[Extracted data entries]

==*==

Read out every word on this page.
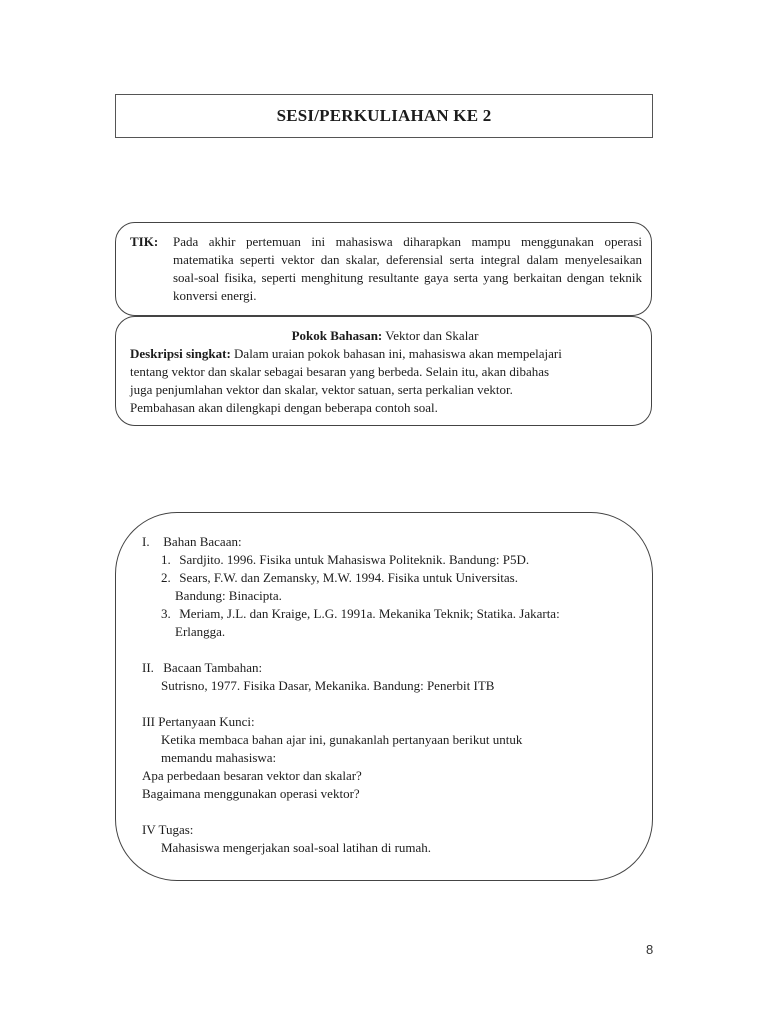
SESI/PERKULIAHAN KE 2
TIK: Pada akhir pertemuan ini mahasiswa diharapkan mampu menggunakan operasi matematika seperti vektor dan skalar, deferensial serta integral dalam menyelesaikan soal-soal fisika, seperti menghitung resultante gaya serta yang berkaitan dengan teknik konversi energi.
Pokok Bahasan: Vektor dan Skalar
Deskripsi singkat: Dalam uraian pokok bahasan ini, mahasiswa akan mempelajari
tentang vektor dan skalar sebagai besaran yang berbeda. Selain itu, akan dibahas
juga penjumlahan vektor dan skalar, vektor satuan, serta perkalian vektor.
Pembahasan akan dilengkapi dengan beberapa contoh soal.
I. Bahan Bacaan:
1. Sardjito. 1996. Fisika untuk Mahasiswa Politeknik. Bandung: P5D.
2. Sears, F.W. dan Zemansky, M.W. 1994. Fisika untuk Universitas.
Bandung: Binacipta.
3. Meriam, J.L. dan Kraige, L.G. 1991a. Mekanika Teknik; Statika. Jakarta:
Erlangga.
II. Bacaan Tambahan:
Sutrisno, 1977. Fisika Dasar, Mekanika. Bandung: Penerbit ITB
III Pertanyaan Kunci:
Ketika membaca bahan ajar ini, gunakanlah pertanyaan berikut untuk
memandu mahasiswa:
Apa perbedaan besaran vektor dan skalar?
Bagaimana menggunakan operasi vektor?
IV Tugas:
Mahasiswa mengerjakan soal-soal latihan di rumah.
8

==*==

Repeat the data above exactly, but not the pictures.

*Exercise output*:
Read out every word on this page.
SESI/PERKULIAHAN KE 2
TIK: Pada akhir pertemuan ini mahasiswa diharapkan mampu menggunakan operasi matematika seperti vektor dan skalar, deferensial serta integral dalam menyelesaikan soal-soal fisika, seperti menghitung resultante gaya serta yang berkaitan dengan teknik konversi energi.
Pokok Bahasan: Vektor dan Skalar
Deskripsi singkat: Dalam uraian pokok bahasan ini, mahasiswa akan mempelajari
tentang vektor dan skalar sebagai besaran yang berbeda. Selain itu, akan dibahas
juga penjumlahan vektor dan skalar, vektor satuan, serta perkalian vektor.
Pembahasan akan dilengkapi dengan beberapa contoh soal.
I. Bahan Bacaan:
1. Sardjito. 1996. Fisika untuk Mahasiswa Politeknik. Bandung: P5D.
2. Sears, F.W. dan Zemansky, M.W. 1994. Fisika untuk Universitas.
Bandung: Binacipta.
3. Meriam, J.L. dan Kraige, L.G. 1991a. Mekanika Teknik; Statika. Jakarta:
Erlangga.
II. Bacaan Tambahan:
Sutrisno, 1977. Fisika Dasar, Mekanika. Bandung: Penerbit ITB
III Pertanyaan Kunci:
Ketika membaca bahan ajar ini, gunakanlah pertanyaan berikut untuk
memandu mahasiswa:
Apa perbedaan besaran vektor dan skalar?
Bagaimana menggunakan operasi vektor?
IV Tugas:
Mahasiswa mengerjakan soal-soal latihan di rumah.
8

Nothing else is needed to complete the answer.